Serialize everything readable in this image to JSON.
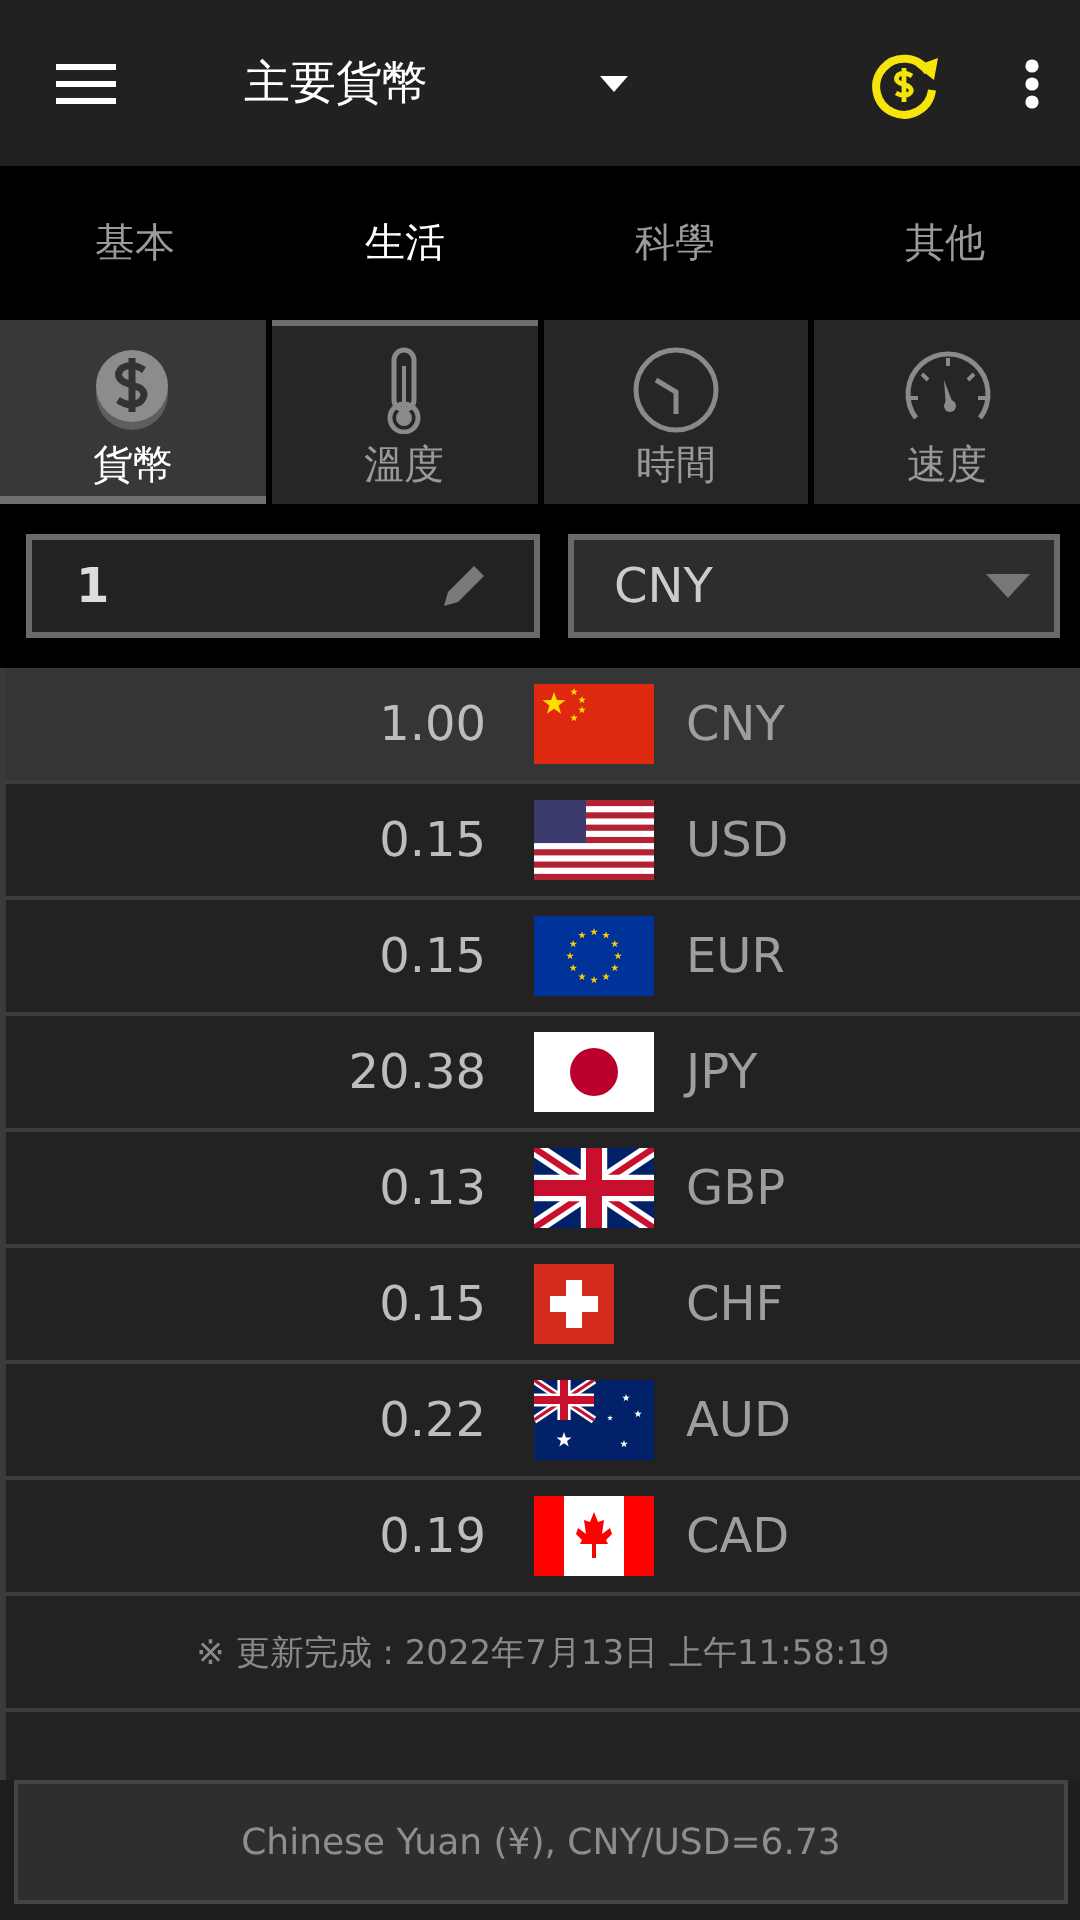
{
  "app_bar": {
    "title": "主要貨幣"
  },
  "tabs": [
    {
      "label": "基本",
      "selected": false
    },
    {
      "label": "生活",
      "selected": true
    },
    {
      "label": "科學",
      "selected": false
    },
    {
      "label": "其他",
      "selected": false
    }
  ],
  "categories": [
    {
      "label": "貨幣",
      "kind": "currency",
      "selected": true
    },
    {
      "label": "溫度",
      "kind": "temperature",
      "selected": false
    },
    {
      "label": "時間",
      "kind": "time",
      "selected": false
    },
    {
      "label": "速度",
      "kind": "speed",
      "selected": false
    }
  ],
  "amount_field": {
    "value": "1"
  },
  "currency_select": {
    "value": "CNY"
  },
  "rates": [
    {
      "amount": "1.00",
      "code": "CNY",
      "kind": "cn",
      "selected": true
    },
    {
      "amount": "0.15",
      "code": "USD",
      "kind": "us",
      "selected": false
    },
    {
      "amount": "0.15",
      "code": "EUR",
      "kind": "eu",
      "selected": false
    },
    {
      "amount": "20.38",
      "code": "JPY",
      "kind": "jp",
      "selected": false
    },
    {
      "amount": "0.13",
      "code": "GBP",
      "kind": "gb",
      "selected": false
    },
    {
      "amount": "0.15",
      "code": "CHF",
      "kind": "ch",
      "selected": false
    },
    {
      "amount": "0.22",
      "code": "AUD",
      "kind": "au",
      "selected": false
    },
    {
      "amount": "0.19",
      "code": "CAD",
      "kind": "ca",
      "selected": false
    }
  ],
  "update_status": "※ 更新完成 : 2022年7月13日 上午11:58:19",
  "footer_button": "Chinese Yuan (¥), CNY/USD=6.73"
}
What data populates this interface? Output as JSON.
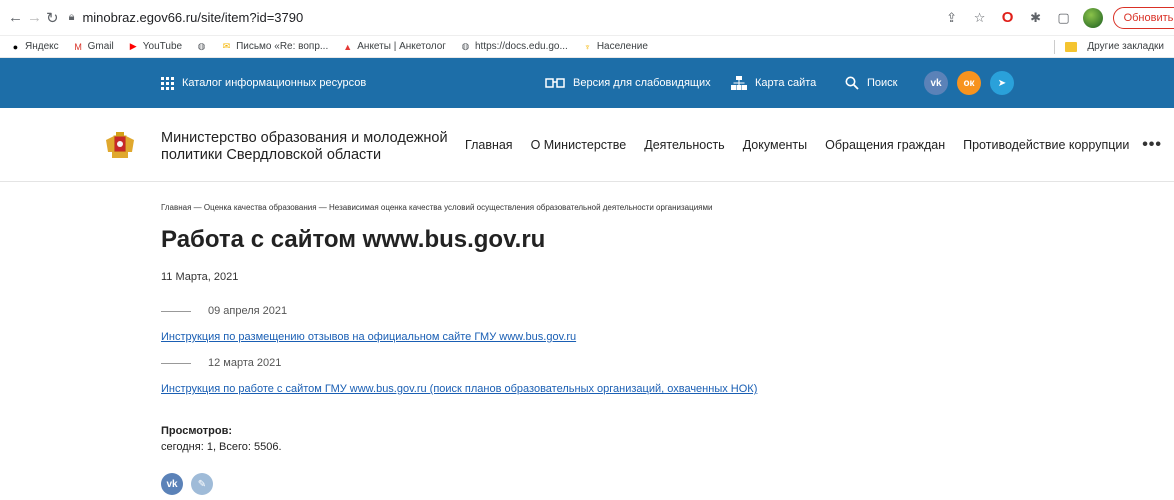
{
  "browser": {
    "url": "minobraz.egov66.ru/site/item?id=3790",
    "update_label": "Обновить",
    "icons": [
      "back-icon",
      "forward-icon",
      "reload-icon",
      "lock-icon",
      "share-icon",
      "star-icon",
      "opera-icon",
      "extensions-icon",
      "sidebar-icon",
      "profile-avatar",
      "more-icon"
    ]
  },
  "bookmarks": {
    "items": [
      {
        "label": "Яндекс",
        "icon": "yandex-icon",
        "color": "#000000"
      },
      {
        "label": "Gmail",
        "icon": "gmail-icon",
        "color": "#d93025"
      },
      {
        "label": "YouTube",
        "icon": "youtube-icon",
        "color": "#ff0000"
      },
      {
        "label": "",
        "icon": "globe-icon",
        "color": "#5f6368"
      },
      {
        "label": "Письмо «Re: вопр...",
        "icon": "mail-icon",
        "color": "#f4b400"
      },
      {
        "label": "Анкеты | Анкетолог",
        "icon": "anketolog-icon",
        "color": "#e53935"
      },
      {
        "label": "https://docs.edu.go...",
        "icon": "globe-icon",
        "color": "#5f6368"
      },
      {
        "label": "Население",
        "icon": "population-icon",
        "color": "#f4b400"
      }
    ],
    "other_label": "Другие закладки"
  },
  "site_header": {
    "catalog_label": "Каталог информационных ресурсов",
    "vision_label": "Версия для слабовидящих",
    "sitemap_label": "Карта сайта",
    "search_label": "Поиск",
    "social": [
      {
        "name": "vk",
        "text": "vk",
        "color": "#5b82b8"
      },
      {
        "name": "ok",
        "text": "ок",
        "color": "#f7931e"
      },
      {
        "name": "telegram",
        "text": "➤",
        "color": "#2aa1da"
      }
    ],
    "bg_color": "#1d6ea8"
  },
  "site_nav": {
    "org_name_line1": "Министерство образования и молодежной",
    "org_name_line2": "политики Свердловской области",
    "links": [
      "Главная",
      "О Министерстве",
      "Деятельность",
      "Документы",
      "Обращения граждан",
      "Противодействие коррупции"
    ],
    "more": "•••"
  },
  "content": {
    "breadcrumb": "Главная  —  Оценка качества образования  —  Независимая оценка качества условий осуществления образовательной деятельности организациями",
    "title": "Работа с сайтом www.bus.gov.ru",
    "date": "11 Марта, 2021",
    "entries": [
      {
        "date": "09 апреля 2021",
        "link": "Инструкция по размещению отзывов на официальном сайте ГМУ www.bus.gov.ru"
      },
      {
        "date": "12 марта 2021",
        "link": "Инструкция по работе с сайтом ГМУ www.bus.gov.ru (поиск планов образовательных организаций, охваченных НОК)"
      }
    ],
    "views_label": "Просмотров:",
    "views_value": "сегодня: 1, Всего: 5506.",
    "share": [
      {
        "name": "vk",
        "text": "vk",
        "color": "#5b82b8"
      },
      {
        "name": "link",
        "text": "✎",
        "color": "#9fbbd8"
      }
    ]
  }
}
━━━
Goal of the exercise:
Reproduce each record from above exactly; pictures do not belong in the copy.

In response:
Serialize everything readable in this image to JSON.
{
  "app_bar": {
    "title": "主要貨幣"
  },
  "tabs": [
    {
      "label": "基本",
      "selected": false
    },
    {
      "label": "生活",
      "selected": true
    },
    {
      "label": "科學",
      "selected": false
    },
    {
      "label": "其他",
      "selected": false
    }
  ],
  "categories": [
    {
      "label": "貨幣",
      "kind": "currency",
      "selected": true
    },
    {
      "label": "溫度",
      "kind": "temperature",
      "selected": false
    },
    {
      "label": "時間",
      "kind": "time",
      "selected": false
    },
    {
      "label": "速度",
      "kind": "speed",
      "selected": false
    }
  ],
  "amount_field": {
    "value": "1"
  },
  "currency_select": {
    "value": "CNY"
  },
  "rates": [
    {
      "amount": "1.00",
      "code": "CNY",
      "kind": "cn",
      "selected": true
    },
    {
      "amount": "0.15",
      "code": "USD",
      "kind": "us",
      "selected": false
    },
    {
      "amount": "0.15",
      "code": "EUR",
      "kind": "eu",
      "selected": false
    },
    {
      "amount": "20.38",
      "code": "JPY",
      "kind": "jp",
      "selected": false
    },
    {
      "amount": "0.13",
      "code": "GBP",
      "kind": "gb",
      "selected": false
    },
    {
      "amount": "0.15",
      "code": "CHF",
      "kind": "ch",
      "selected": false
    },
    {
      "amount": "0.22",
      "code": "AUD",
      "kind": "au",
      "selected": false
    },
    {
      "amount": "0.19",
      "code": "CAD",
      "kind": "ca",
      "selected": false
    }
  ],
  "update_status": "※ 更新完成 : 2022年7月13日 上午11:58:19",
  "footer_button": "Chinese Yuan (¥), CNY/USD=6.73"
}
What data populates this interface? Output as JSON.
{
  "browser": {
    "url": "minobraz.egov66.ru/site/item?id=3790",
    "update_label": "Обновить",
    "icons": [
      "back-icon",
      "forward-icon",
      "reload-icon",
      "lock-icon",
      "share-icon",
      "star-icon",
      "opera-icon",
      "extensions-icon",
      "sidebar-icon",
      "profile-avatar",
      "more-icon"
    ]
  },
  "bookmarks": {
    "items": [
      {
        "label": "Яндекс",
        "icon": "yandex-icon",
        "color": "#000000"
      },
      {
        "label": "Gmail",
        "icon": "gmail-icon",
        "color": "#d93025"
      },
      {
        "label": "YouTube",
        "icon": "youtube-icon",
        "color": "#ff0000"
      },
      {
        "label": "",
        "icon": "globe-icon",
        "color": "#5f6368"
      },
      {
        "label": "Письмо «Re: вопр...",
        "icon": "mail-icon",
        "color": "#f4b400"
      },
      {
        "label": "Анкеты | Анкетолог",
        "icon": "anketolog-icon",
        "color": "#e53935"
      },
      {
        "label": "https://docs.edu.go...",
        "icon": "globe-icon",
        "color": "#5f6368"
      },
      {
        "label": "Население",
        "icon": "population-icon",
        "color": "#f4b400"
      }
    ],
    "other_label": "Другие закладки"
  },
  "site_header": {
    "catalog_label": "Каталог информационных ресурсов",
    "vision_label": "Версия для слабовидящих",
    "sitemap_label": "Карта сайта",
    "search_label": "Поиск",
    "social": [
      {
        "name": "vk",
        "text": "vk",
        "color": "#5b82b8"
      },
      {
        "name": "ok",
        "text": "ок",
        "color": "#f7931e"
      },
      {
        "name": "telegram",
        "text": "➤",
        "color": "#2aa1da"
      }
    ],
    "bg_color": "#1d6ea8"
  },
  "site_nav": {
    "org_name_line1": "Министерство образования и молодежной",
    "org_name_line2": "политики Свердловской области",
    "links": [
      "Главная",
      "О Министерстве",
      "Деятельность",
      "Документы",
      "Обращения граждан",
      "Противодействие коррупции"
    ],
    "more": "•••"
  },
  "content": {
    "breadcrumb": "Главная  —  Оценка качества образования  —  Независимая оценка качества условий осуществления образовательной деятельности организациями",
    "title": "Работа с сайтом www.bus.gov.ru",
    "date": "11 Марта, 2021",
    "entries": [
      {
        "date": "09 апреля 2021",
        "link": "Инструкция по размещению отзывов на официальном сайте ГМУ www.bus.gov.ru"
      },
      {
        "date": "12 марта 2021",
        "link": "Инструкция по работе с сайтом ГМУ www.bus.gov.ru (поиск планов образовательных организаций, охваченных НОК)"
      }
    ],
    "views_label": "Просмотров:",
    "views_value": "сегодня: 1, Всего: 5506.",
    "share": [
      {
        "name": "vk",
        "text": "vk",
        "color": "#5b82b8"
      },
      {
        "name": "link",
        "text": "✎",
        "color": "#9fbbd8"
      }
    ]
  }
}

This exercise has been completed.